__Data rows__
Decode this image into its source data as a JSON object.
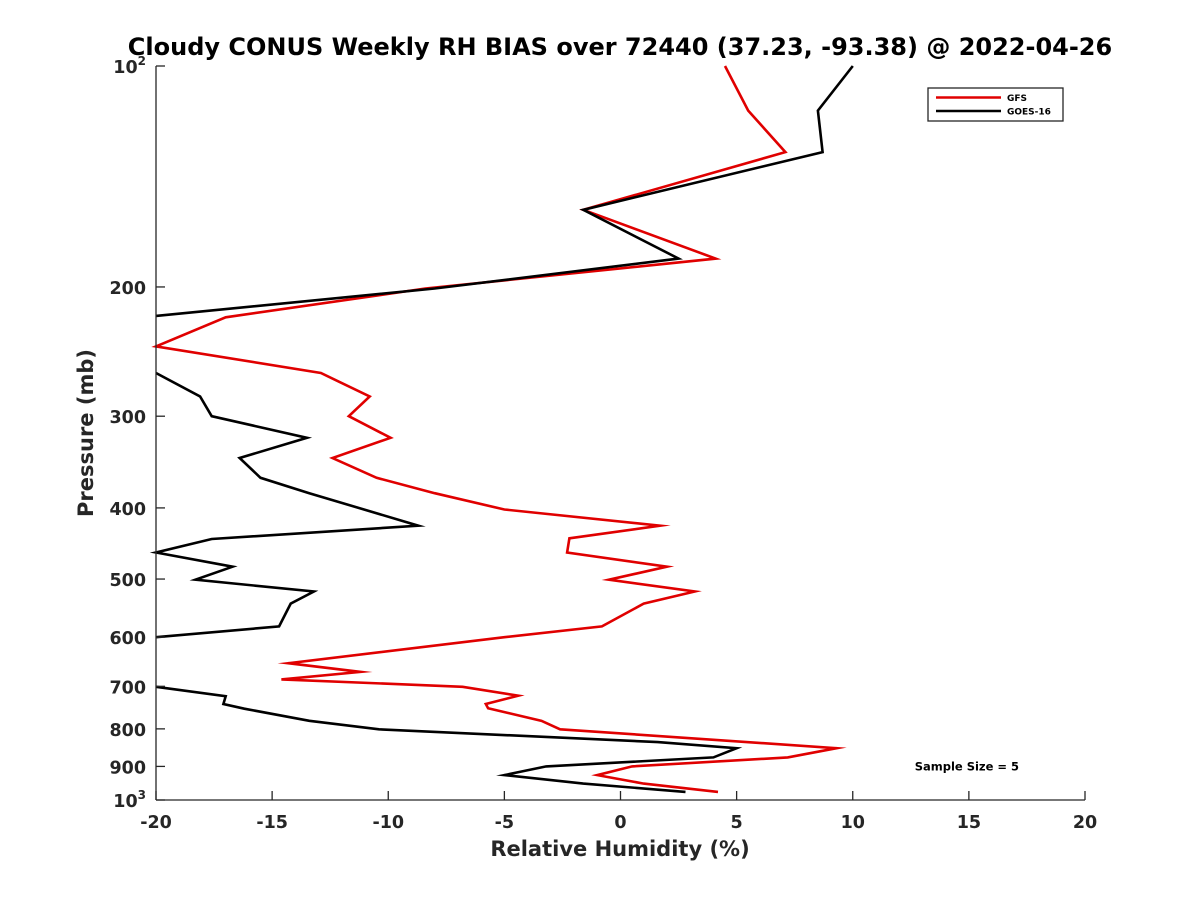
{
  "chart_data": {
    "type": "line",
    "title": "Cloudy CONUS Weekly RH BIAS over 72440 (37.23, -93.38) @ 2022-04-26",
    "xlabel": "Relative Humidity (%)",
    "ylabel": "Pressure (mb)",
    "xlim": [
      -20,
      20
    ],
    "ylim": [
      100,
      1000
    ],
    "y_scale": "log",
    "y_reversed": true,
    "grid": false,
    "legend_position": "top-right",
    "x_ticks": [
      "-20",
      "-15",
      "-10",
      "-5",
      "0",
      "5",
      "10",
      "15",
      "20"
    ],
    "x_tick_values": [
      -20,
      -15,
      -10,
      -5,
      0,
      5,
      10,
      15,
      20
    ],
    "y_ticks": [
      {
        "value": 100,
        "label": "10",
        "sup": "2"
      },
      {
        "value": 200,
        "label": "200",
        "sup": ""
      },
      {
        "value": 300,
        "label": "300",
        "sup": ""
      },
      {
        "value": 400,
        "label": "400",
        "sup": ""
      },
      {
        "value": 500,
        "label": "500",
        "sup": ""
      },
      {
        "value": 600,
        "label": "600",
        "sup": ""
      },
      {
        "value": 700,
        "label": "700",
        "sup": ""
      },
      {
        "value": 800,
        "label": "800",
        "sup": ""
      },
      {
        "value": 900,
        "label": "900",
        "sup": ""
      },
      {
        "value": 1000,
        "label": "10",
        "sup": "3"
      }
    ],
    "series": [
      {
        "name": "GFS",
        "color": "#e00000",
        "points": [
          {
            "x": 4.5,
            "y": 100
          },
          {
            "x": 5.5,
            "y": 115
          },
          {
            "x": 7.1,
            "y": 131
          },
          {
            "x": -1.6,
            "y": 157
          },
          {
            "x": 4.1,
            "y": 183
          },
          {
            "x": -8.4,
            "y": 201
          },
          {
            "x": -17.0,
            "y": 220
          },
          {
            "x": -20.0,
            "y": 241
          },
          {
            "x": -12.9,
            "y": 262
          },
          {
            "x": -10.8,
            "y": 282
          },
          {
            "x": -11.7,
            "y": 300
          },
          {
            "x": -9.9,
            "y": 321
          },
          {
            "x": -12.4,
            "y": 342
          },
          {
            "x": -10.5,
            "y": 364
          },
          {
            "x": -8.0,
            "y": 382
          },
          {
            "x": -5.0,
            "y": 402
          },
          {
            "x": 1.7,
            "y": 423
          },
          {
            "x": -2.2,
            "y": 440
          },
          {
            "x": -2.3,
            "y": 460
          },
          {
            "x": 2.0,
            "y": 481
          },
          {
            "x": -0.5,
            "y": 501
          },
          {
            "x": 3.2,
            "y": 520
          },
          {
            "x": 1.0,
            "y": 540
          },
          {
            "x": -0.8,
            "y": 580
          },
          {
            "x": -5.0,
            "y": 600
          },
          {
            "x": -14.3,
            "y": 651
          },
          {
            "x": -11.2,
            "y": 669
          },
          {
            "x": -14.6,
            "y": 685
          },
          {
            "x": -6.8,
            "y": 701
          },
          {
            "x": -4.4,
            "y": 721
          },
          {
            "x": -5.8,
            "y": 740
          },
          {
            "x": -5.7,
            "y": 750
          },
          {
            "x": -3.4,
            "y": 780
          },
          {
            "x": -2.6,
            "y": 801
          },
          {
            "x": 9.3,
            "y": 850
          },
          {
            "x": 7.2,
            "y": 875
          },
          {
            "x": 0.5,
            "y": 900
          },
          {
            "x": -1.0,
            "y": 925
          },
          {
            "x": 1.0,
            "y": 950
          },
          {
            "x": 4.2,
            "y": 975
          }
        ]
      },
      {
        "name": "GOES-16",
        "color": "#000000",
        "points": [
          {
            "x": 10.0,
            "y": 100
          },
          {
            "x": 8.5,
            "y": 115
          },
          {
            "x": 8.7,
            "y": 131
          },
          {
            "x": -1.6,
            "y": 157
          },
          {
            "x": 2.5,
            "y": 183
          },
          {
            "x": -8.0,
            "y": 201
          },
          {
            "x": -20.0,
            "y": 219
          },
          {
            "x": null,
            "y": 241
          },
          {
            "x": -20.0,
            "y": 262
          },
          {
            "x": -18.1,
            "y": 282
          },
          {
            "x": -17.6,
            "y": 300
          },
          {
            "x": -13.5,
            "y": 321
          },
          {
            "x": -16.4,
            "y": 342
          },
          {
            "x": -15.5,
            "y": 364
          },
          {
            "x": -13.4,
            "y": 382
          },
          {
            "x": -8.7,
            "y": 423
          },
          {
            "x": -17.6,
            "y": 441
          },
          {
            "x": -20.0,
            "y": 460
          },
          {
            "x": -16.7,
            "y": 481
          },
          {
            "x": -18.3,
            "y": 501
          },
          {
            "x": -13.2,
            "y": 520
          },
          {
            "x": -14.2,
            "y": 540
          },
          {
            "x": -14.7,
            "y": 580
          },
          {
            "x": -20.0,
            "y": 600
          },
          {
            "x": null,
            "y": 651
          },
          {
            "x": -20.0,
            "y": 701
          },
          {
            "x": -17.0,
            "y": 722
          },
          {
            "x": -17.1,
            "y": 740
          },
          {
            "x": -16.2,
            "y": 751
          },
          {
            "x": -13.4,
            "y": 780
          },
          {
            "x": -10.4,
            "y": 801
          },
          {
            "x": 1.6,
            "y": 834
          },
          {
            "x": 5.0,
            "y": 850
          },
          {
            "x": 4.0,
            "y": 875
          },
          {
            "x": -3.2,
            "y": 900
          },
          {
            "x": -5.0,
            "y": 925
          },
          {
            "x": -1.6,
            "y": 950
          },
          {
            "x": 2.8,
            "y": 975
          }
        ]
      }
    ],
    "annotations": [
      {
        "text": "Sample Size = 5",
        "x": 15.0,
        "y": 900
      }
    ]
  }
}
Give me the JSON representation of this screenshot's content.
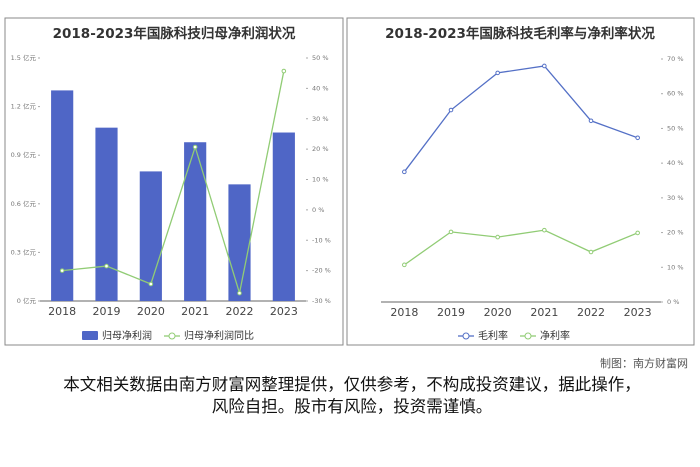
{
  "chart_data": [
    {
      "type": "bar",
      "title": "2018-2023年国脉科技归母净利润状况",
      "categories": [
        "2018",
        "2019",
        "2020",
        "2021",
        "2022",
        "2023"
      ],
      "series": [
        {
          "name": "归母净利润",
          "type": "bar",
          "color": "#4f66c6",
          "values": [
            1.3,
            1.07,
            0.8,
            0.98,
            0.72,
            1.04
          ]
        },
        {
          "name": "归母净利润同比",
          "type": "line",
          "axis": "y2",
          "color": "#91cc75",
          "values": [
            -20,
            -18.5,
            -24.4,
            20.7,
            -27.4,
            45.7
          ]
        }
      ],
      "ylim": [
        0,
        1.5
      ],
      "yticks": [
        {
          "value": 0,
          "label": "0 亿元"
        },
        {
          "value": 0.3,
          "label": "0.3 亿元"
        },
        {
          "value": 0.6,
          "label": "0.6 亿元"
        },
        {
          "value": 0.9,
          "label": "0.9 亿元"
        },
        {
          "value": 1.2,
          "label": "1.2 亿元"
        },
        {
          "value": 1.5,
          "label": "1.5 亿元"
        }
      ],
      "y2lim": [
        -30,
        50
      ],
      "y2ticks": [
        {
          "value": -30,
          "label": "-30 %"
        },
        {
          "value": -20,
          "label": "-20 %"
        },
        {
          "value": -10,
          "label": "-10 %"
        },
        {
          "value": 0,
          "label": "0 %"
        },
        {
          "value": 10,
          "label": "10 %"
        },
        {
          "value": 20,
          "label": "20 %"
        },
        {
          "value": 30,
          "label": "30 %"
        },
        {
          "value": 40,
          "label": "40 %"
        },
        {
          "value": 50,
          "label": "50 %"
        }
      ],
      "grid": false
    },
    {
      "type": "line",
      "title": "2018-2023年国脉科技毛利率与净利率状况",
      "categories": [
        "2018",
        "2019",
        "2020",
        "2021",
        "2022",
        "2023"
      ],
      "series": [
        {
          "name": "毛利率",
          "type": "line",
          "axis": "y2",
          "color": "#5470c6",
          "values": [
            37.5,
            55.3,
            66.0,
            68.0,
            52.2,
            47.3
          ]
        },
        {
          "name": "净利率",
          "type": "line",
          "axis": "y2",
          "color": "#91cc75",
          "values": [
            10.7,
            20.2,
            18.7,
            20.7,
            14.4,
            19.9
          ]
        }
      ],
      "y2lim": [
        0,
        70
      ],
      "y2ticks": [
        {
          "value": 0,
          "label": "0 %"
        },
        {
          "value": 10,
          "label": "10 %"
        },
        {
          "value": 20,
          "label": "20 %"
        },
        {
          "value": 30,
          "label": "30 %"
        },
        {
          "value": 40,
          "label": "40 %"
        },
        {
          "value": 50,
          "label": "50 %"
        },
        {
          "value": 60,
          "label": "60 %"
        },
        {
          "value": 70,
          "label": "70 %"
        }
      ],
      "grid": false
    }
  ],
  "footer": {
    "credit": "制图：南方财富网",
    "disclaimer": "本文相关数据由南方财富网整理提供，仅供参考，不构成投资建议，据此操作，风险自担。股市有风险，投资需谨慎。"
  }
}
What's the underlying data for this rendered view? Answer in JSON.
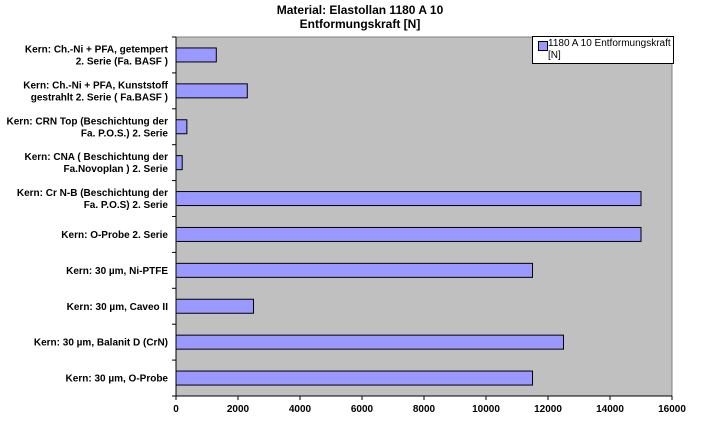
{
  "chart_data": {
    "type": "bar",
    "orientation": "horizontal",
    "title": "Material: Elastollan  1180 A 10",
    "subtitle": "Entformungskraft [N]",
    "categories": [
      [
        "Kern: Ch.-Ni + PFA, getempert",
        "2. Serie (Fa. BASF )"
      ],
      [
        "Kern: Ch.-Ni + PFA, Kunststoff",
        "gestrahlt  2. Serie ( Fa.BASF )"
      ],
      [
        "Kern: CRN Top (Beschichtung der",
        "Fa. P.O.S.) 2. Serie"
      ],
      [
        "Kern: CNA ( Beschichtung der",
        "Fa.Novoplan ) 2. Serie"
      ],
      [
        "Kern: Cr N-B (Beschichtung der",
        "Fa. P.O.S) 2. Serie"
      ],
      [
        "Kern: O-Probe  2. Serie"
      ],
      [
        "Kern: 30 µm, Ni-PTFE"
      ],
      [
        "Kern: 30 µm, Caveo II"
      ],
      [
        "Kern: 30 µm, Balanit D (CrN)"
      ],
      [
        "Kern: 30 µm, O-Probe"
      ]
    ],
    "series": [
      {
        "name": "1180 A 10 Entformungskraft [N]",
        "values": [
          1300,
          2300,
          350,
          200,
          15000,
          15000,
          11500,
          2500,
          12500,
          11500
        ]
      }
    ],
    "xlim": [
      0,
      16000
    ],
    "x_ticks": [
      0,
      2000,
      4000,
      6000,
      8000,
      10000,
      12000,
      14000,
      16000
    ],
    "legend_position": "top-right",
    "grid": false,
    "colors": {
      "bar": "#9999ff",
      "plot_bg": "#c0c0c0",
      "bar_edge": "#000000"
    }
  }
}
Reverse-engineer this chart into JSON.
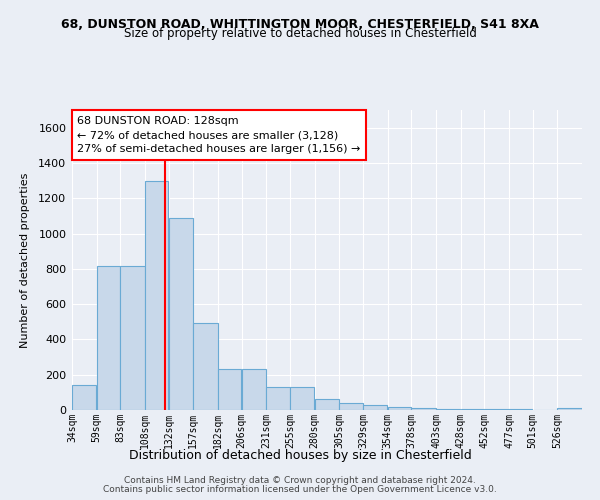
{
  "title1": "68, DUNSTON ROAD, WHITTINGTON MOOR, CHESTERFIELD, S41 8XA",
  "title2": "Size of property relative to detached houses in Chesterfield",
  "xlabel": "Distribution of detached houses by size in Chesterfield",
  "ylabel": "Number of detached properties",
  "footer1": "Contains HM Land Registry data © Crown copyright and database right 2024.",
  "footer2": "Contains public sector information licensed under the Open Government Licence v3.0.",
  "annotation_title": "68 DUNSTON ROAD: 128sqm",
  "annotation_line1": "← 72% of detached houses are smaller (3,128)",
  "annotation_line2": "27% of semi-detached houses are larger (1,156) →",
  "bar_color": "#c8d8ea",
  "bar_edge_color": "#6aaad4",
  "red_line_x": 128,
  "categories": [
    "34sqm",
    "59sqm",
    "83sqm",
    "108sqm",
    "132sqm",
    "157sqm",
    "182sqm",
    "206sqm",
    "231sqm",
    "255sqm",
    "280sqm",
    "305sqm",
    "329sqm",
    "354sqm",
    "378sqm",
    "403sqm",
    "428sqm",
    "452sqm",
    "477sqm",
    "501sqm",
    "526sqm"
  ],
  "bin_edges": [
    34,
    59,
    83,
    108,
    132,
    157,
    182,
    206,
    231,
    255,
    280,
    305,
    329,
    354,
    378,
    403,
    428,
    452,
    477,
    501,
    526,
    551
  ],
  "values": [
    140,
    815,
    815,
    1295,
    1090,
    495,
    230,
    230,
    130,
    130,
    65,
    40,
    28,
    15,
    10,
    8,
    5,
    3,
    3,
    2,
    12
  ],
  "ylim": [
    0,
    1700
  ],
  "yticks": [
    0,
    200,
    400,
    600,
    800,
    1000,
    1200,
    1400,
    1600
  ],
  "bg_color": "#eaeef5",
  "grid_color": "#ffffff"
}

__Your instructions__
Your answer should be only the number of lines that hold the word "into".

__Reply__
2